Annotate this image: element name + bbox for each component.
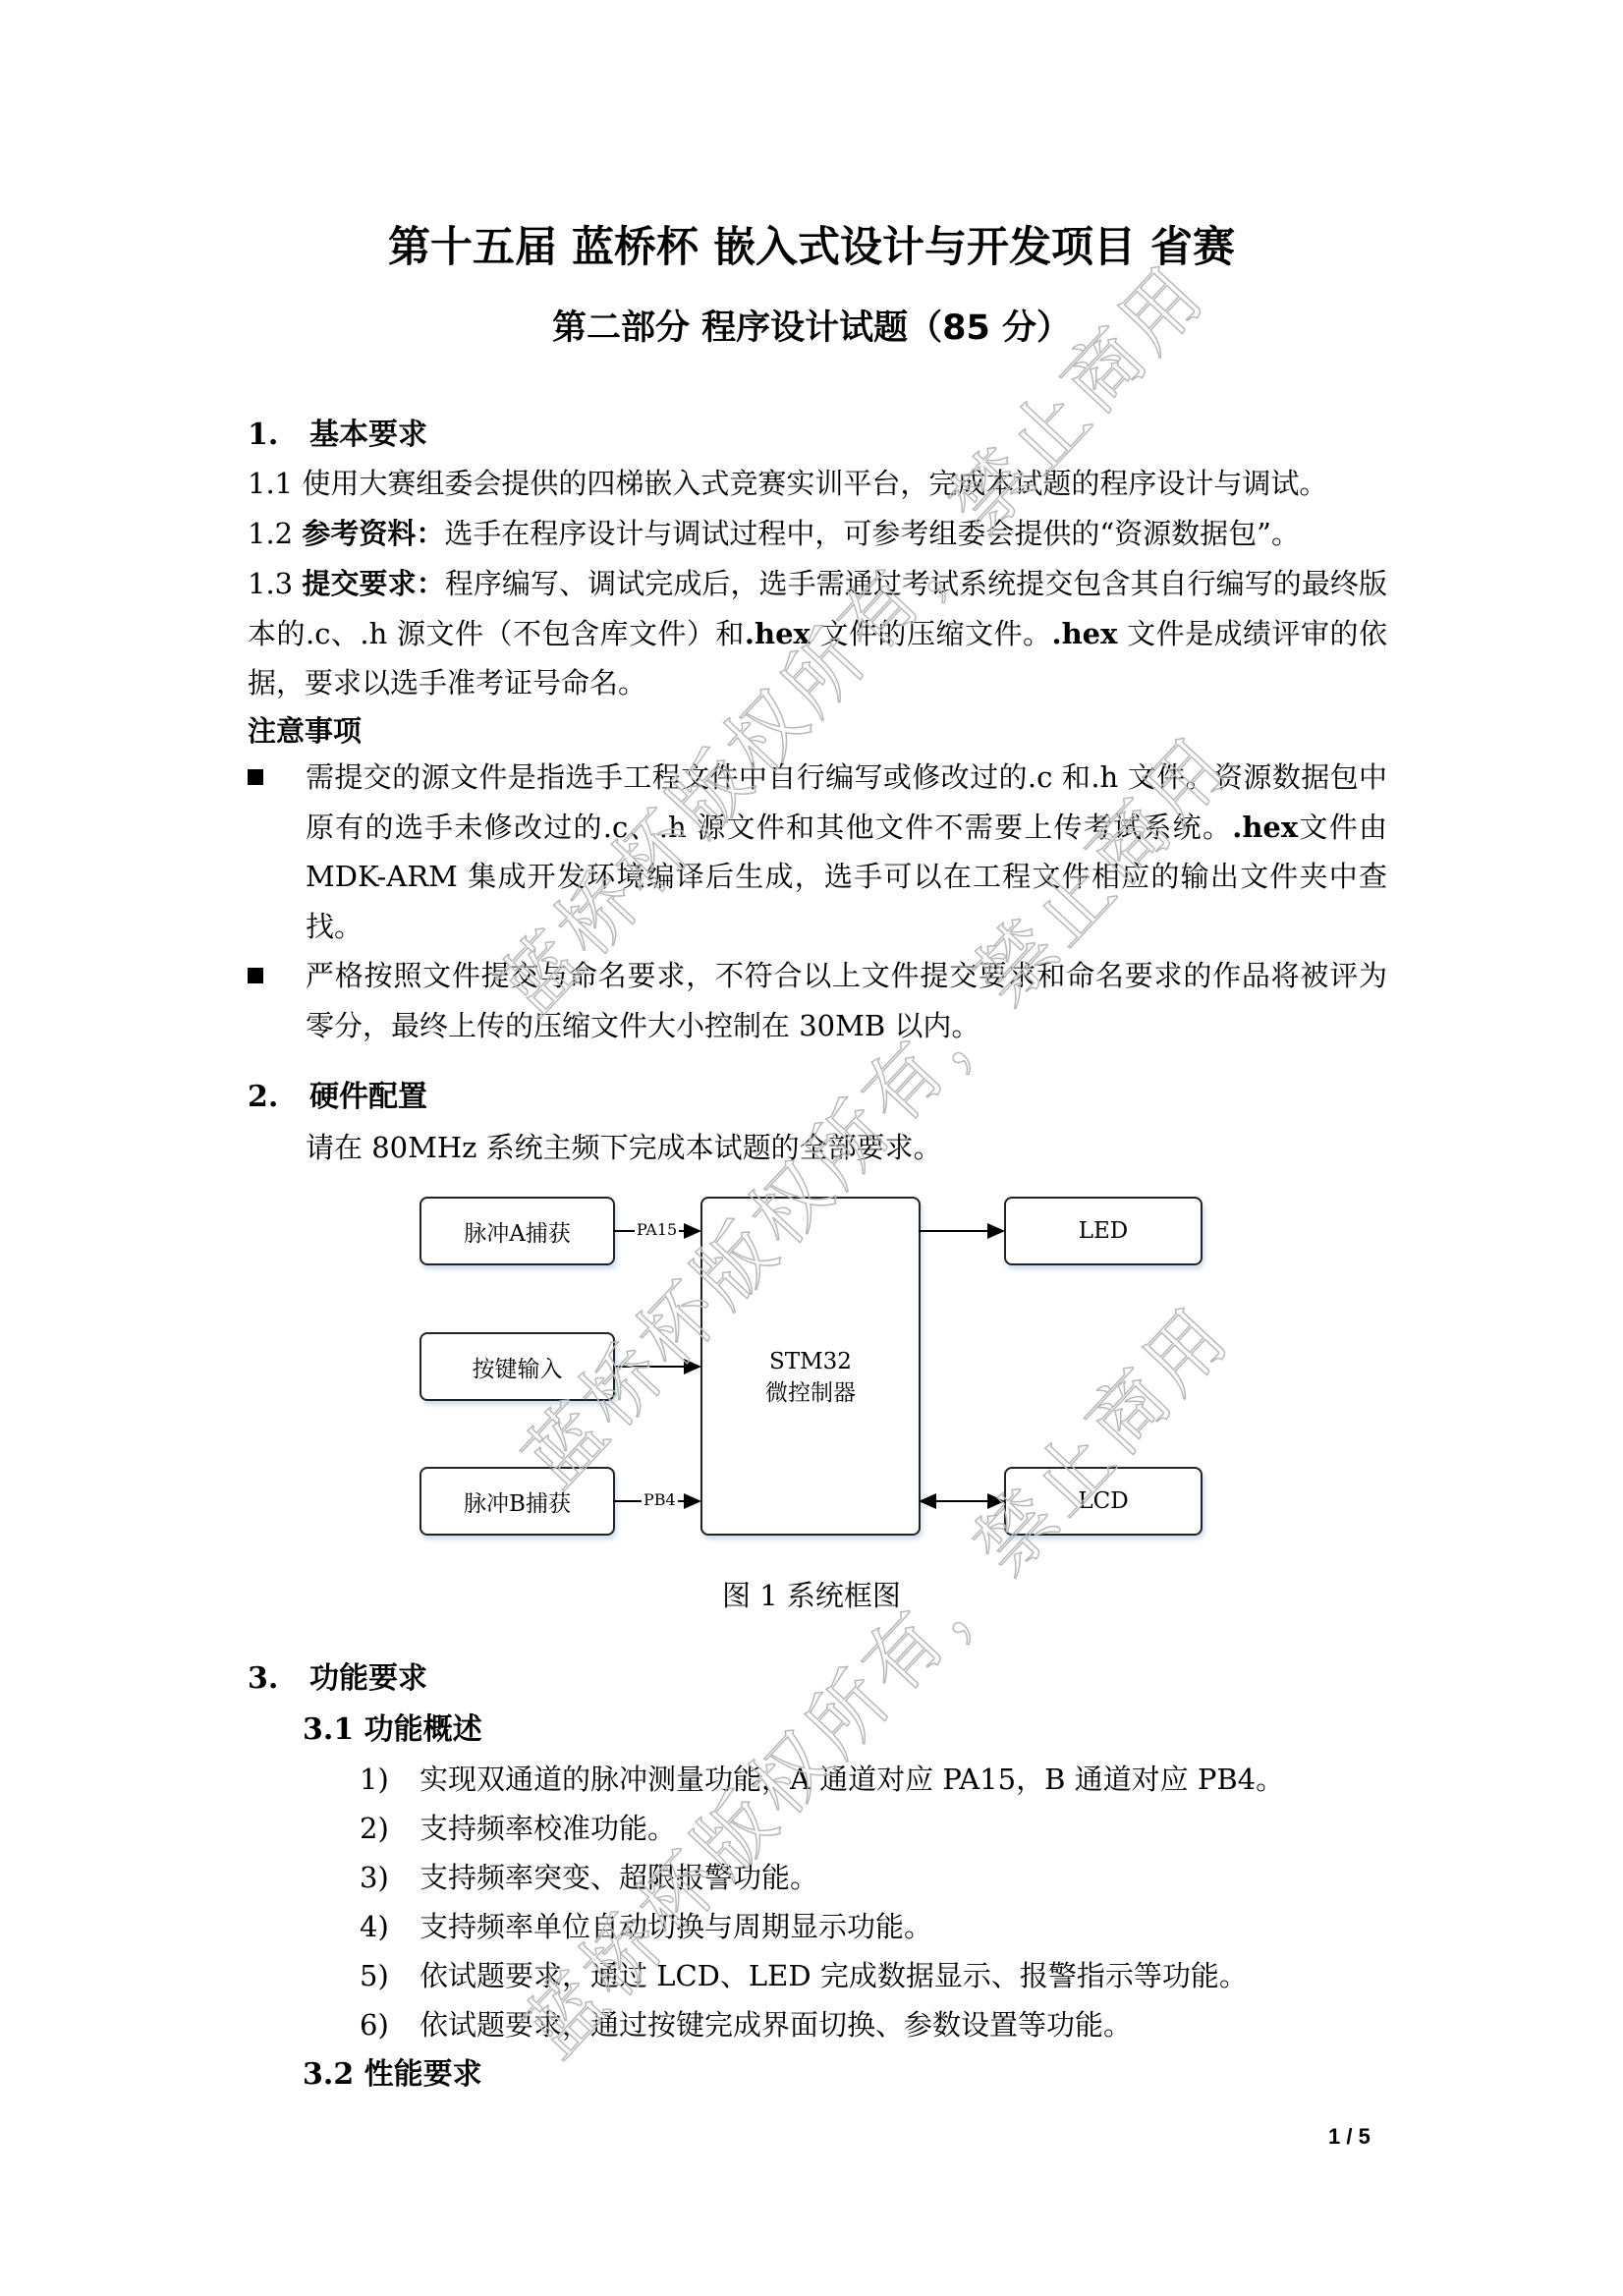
item-number: 1) — [360, 1755, 420, 1804]
note-text-part: 需提交的源文件是指选手工程文件中自行编写或修改过的.c 和.h 文件。资源数据包… — [306, 760, 1387, 844]
page-number: 1 / 5 — [1328, 2124, 1371, 2150]
arrow-left-icon — [919, 1493, 936, 1509]
led-block: LED — [1004, 1197, 1203, 1265]
item-number: 3) — [360, 1853, 420, 1902]
item-number: 6) — [360, 2000, 420, 2049]
hex-extension: .hex — [745, 617, 811, 650]
document-subtitle: 第二部分 程序设计试题（85 分） — [0, 301, 1623, 350]
square-bullet-icon — [248, 769, 263, 785]
arrow-right-icon — [684, 1493, 701, 1509]
section-number: 2. — [248, 1073, 309, 1122]
item-text: 依试题要求，通过按键完成界面切换、参数设置等功能。 — [420, 2008, 1132, 2042]
arrow-right-icon — [684, 1359, 701, 1374]
section-title: 基本要求 — [309, 418, 427, 452]
paragraph-1-1: 1.1 使用大赛组委会提供的四梯嵌入式竞赛实训平台，完成本试题的程序设计与调试。 — [248, 459, 1387, 509]
item-number: 2) — [360, 1804, 420, 1853]
arrow-right-icon — [684, 1223, 701, 1239]
paragraph-1-2: 1.2 参考资料：选手在程序设计与调试过程中，可参考组委会提供的“资源数据包”。 — [248, 509, 1387, 559]
feature-list-item: 4)支持频率单位自动切换与周期显示功能。 — [360, 1902, 932, 1951]
document-page: 第十五届 蓝桥杯 嵌入式设计与开发项目 省赛 第二部分 程序设计试题（85 分）… — [0, 0, 1623, 2296]
section-title: 功能要求 — [309, 1661, 427, 1696]
mcu-label-line1: STM32 — [702, 1346, 919, 1377]
paragraph-prefix: 1.2 — [248, 517, 302, 550]
item-number: 5) — [360, 1951, 420, 2000]
hex-extension: .hex — [1051, 617, 1117, 650]
paragraph-bold-label: 提交要求： — [302, 567, 444, 600]
connector-led — [919, 1230, 989, 1232]
arrow-right-icon — [987, 1223, 1005, 1239]
mcu-label: STM32 微控制器 — [702, 1346, 919, 1409]
section-3-heading: 3.功能要求 — [248, 1654, 427, 1704]
feature-list-item: 6)依试题要求，通过按键完成界面切换、参数设置等功能。 — [360, 2000, 1132, 2049]
paragraph-prefix: 1.3 — [248, 567, 302, 600]
item-text: 支持频率校准功能。 — [420, 1812, 676, 1845]
feature-list-item: 3)支持频率突变、超限报警功能。 — [360, 1853, 818, 1902]
paragraph-text: 选手在程序设计与调试过程中，可参考组委会提供的“资源数据包”。 — [444, 517, 1300, 550]
item-text: 支持频率单位自动切换与周期显示功能。 — [420, 1910, 932, 1943]
notes-heading: 注意事项 — [248, 706, 362, 756]
section-1-heading: 1.基本要求 — [248, 411, 427, 460]
feature-list-item: 5)依试题要求，通过 LCD、LED 完成数据显示、报警指示等功能。 — [360, 1951, 1248, 2000]
hex-extension: .hex — [1232, 811, 1298, 844]
arrow-right-icon — [987, 1493, 1005, 1509]
item-number: 4) — [360, 1902, 420, 1951]
pin-label-pb4: PB4 — [642, 1491, 678, 1509]
hardware-paragraph: 请在 80MHz 系统主频下完成本试题的全部要求。 — [306, 1123, 942, 1172]
note-bullet-2: 严格按照文件提交与命名要求，不符合以上文件提交要求和命名要求的作品将被评为零分，… — [248, 951, 1387, 1050]
lcd-block: LCD — [1004, 1467, 1203, 1536]
paragraph-text: 文件的压缩文件。 — [811, 617, 1052, 650]
section-number: 1. — [248, 411, 309, 460]
item-text: 支持频率突变、超限报警功能。 — [420, 1861, 818, 1894]
stm32-mcu-block: STM32 微控制器 — [700, 1197, 921, 1536]
section-title: 硬件配置 — [309, 1080, 427, 1114]
pulse-b-capture-block: 脉冲B捕获 — [420, 1467, 615, 1536]
note-text: 严格按照文件提交与命名要求，不符合以上文件提交要求和命名要求的作品将被评为零分，… — [306, 951, 1387, 1050]
note-text: 需提交的源文件是指选手工程文件中自行编写或修改过的.c 和.h 文件。资源数据包… — [306, 753, 1387, 951]
paragraph-bold-label: 参考资料： — [302, 517, 444, 550]
item-text: 依试题要求，通过 LCD、LED 完成数据显示、报警指示等功能。 — [420, 1959, 1248, 1992]
item-text: 实现双通道的脉冲测量功能，A 通道对应 PA15，B 通道对应 PB4。 — [420, 1763, 1284, 1796]
key-input-block: 按键输入 — [420, 1332, 615, 1401]
subsection-3-1-heading: 3.1 功能概述 — [303, 1706, 482, 1755]
section-2-heading: 2.硬件配置 — [248, 1073, 427, 1122]
note-bullet-1: 需提交的源文件是指选手工程文件中自行编写或修改过的.c 和.h 文件。资源数据包… — [248, 753, 1387, 951]
paragraph-1-3: 1.3 提交要求：程序编写、调试完成后，选手需通过考试系统提交包含其自行编写的最… — [248, 559, 1387, 708]
pin-label-pa15: PA15 — [635, 1221, 679, 1239]
connector-lcd — [933, 1500, 990, 1502]
pulse-a-capture-block: 脉冲A捕获 — [420, 1197, 615, 1265]
subsection-3-2-heading: 3.2 性能要求 — [303, 2050, 482, 2100]
figure-caption: 图 1 系统框图 — [0, 1576, 1623, 1615]
connector-keys — [613, 1366, 686, 1368]
feature-list-item: 2)支持频率校准功能。 — [360, 1804, 676, 1853]
feature-list-item: 1)实现双通道的脉冲测量功能，A 通道对应 PA15，B 通道对应 PB4。 — [360, 1755, 1284, 1804]
square-bullet-icon — [248, 968, 263, 983]
section-number: 3. — [248, 1654, 309, 1704]
mcu-label-line2: 微控制器 — [702, 1377, 919, 1409]
document-title: 第十五届 蓝桥杯 嵌入式设计与开发项目 省赛 — [0, 214, 1623, 274]
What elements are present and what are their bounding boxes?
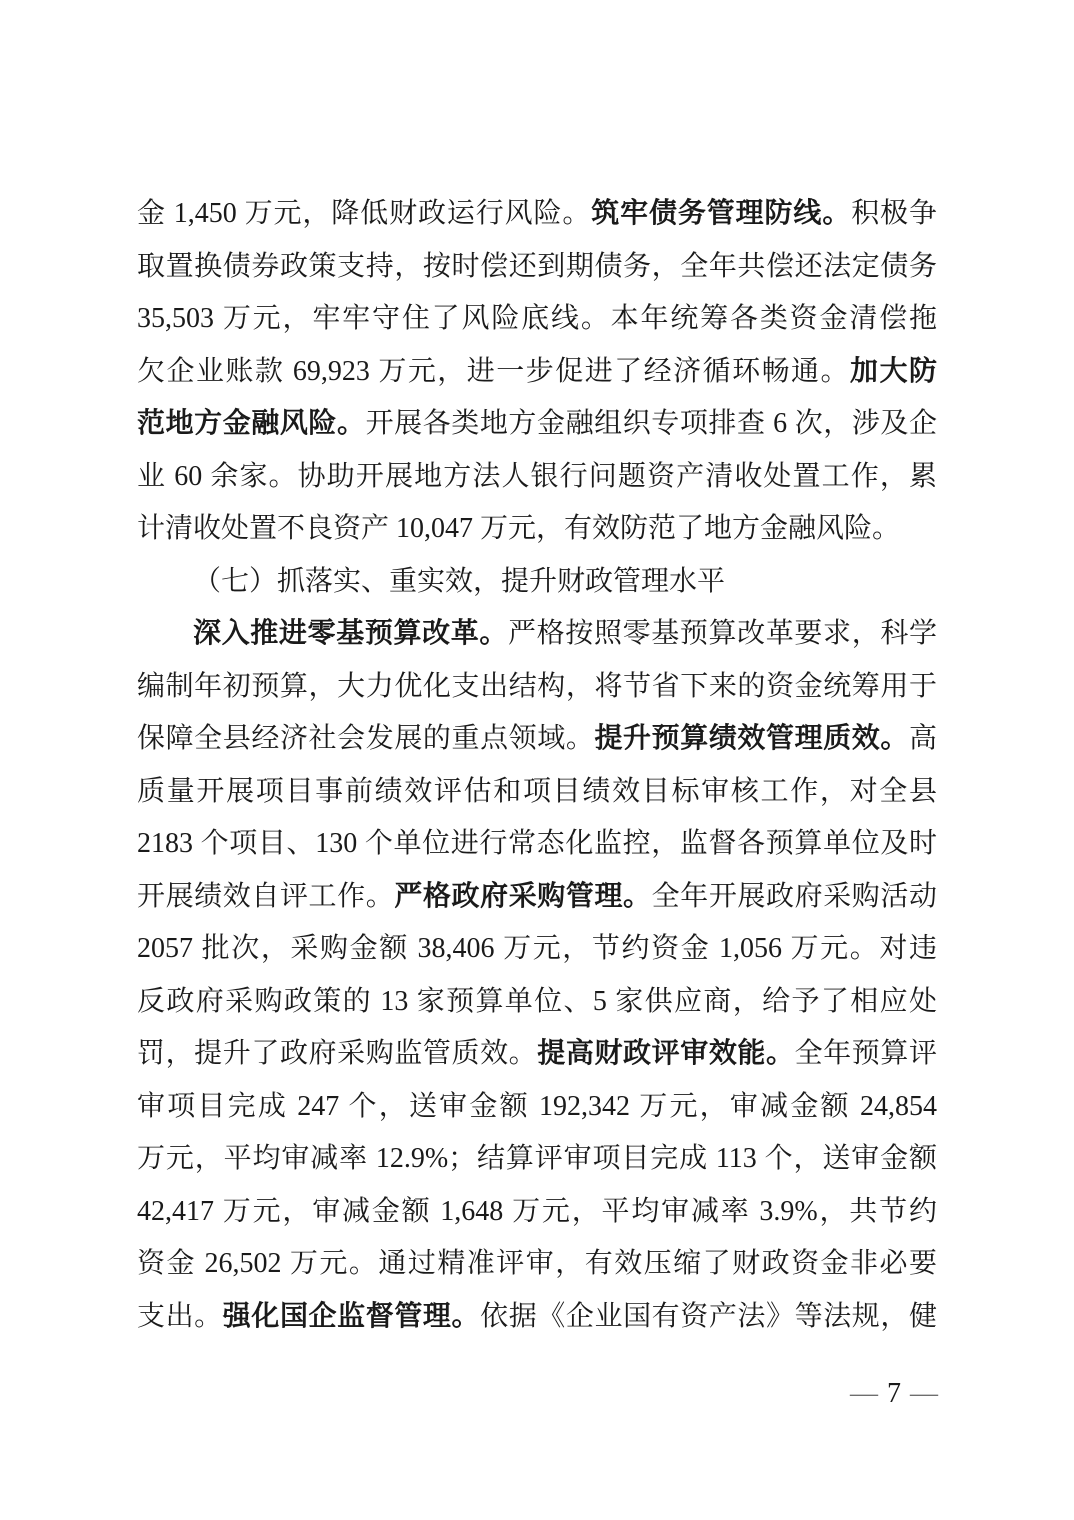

◇ ◇ ◇ ◇ ◇ ◇ ◇

Cosa fare:
Per favore, riscrivi identiche queste righe: parti dalla riga che contiene "item-number: 1) — [360, 1755, 420, 1804]" e fermati dopo quella che contiene "led-block: LED — [1004, 1197, 1203, 1265]", includendole entrambe.

Risultato:
item-number: 1) — [360, 1755, 420, 1804]
note-text-part: 需提交的源文件是指选手工程文件中自行编写或修改过的.c 和.h 文件。资源数据包… — [306, 760, 1387, 844]
page-number: 1 / 5 — [1328, 2124, 1371, 2150]
arrow-left-icon — [919, 1493, 936, 1509]
led-block: LED — [1004, 1197, 1203, 1265]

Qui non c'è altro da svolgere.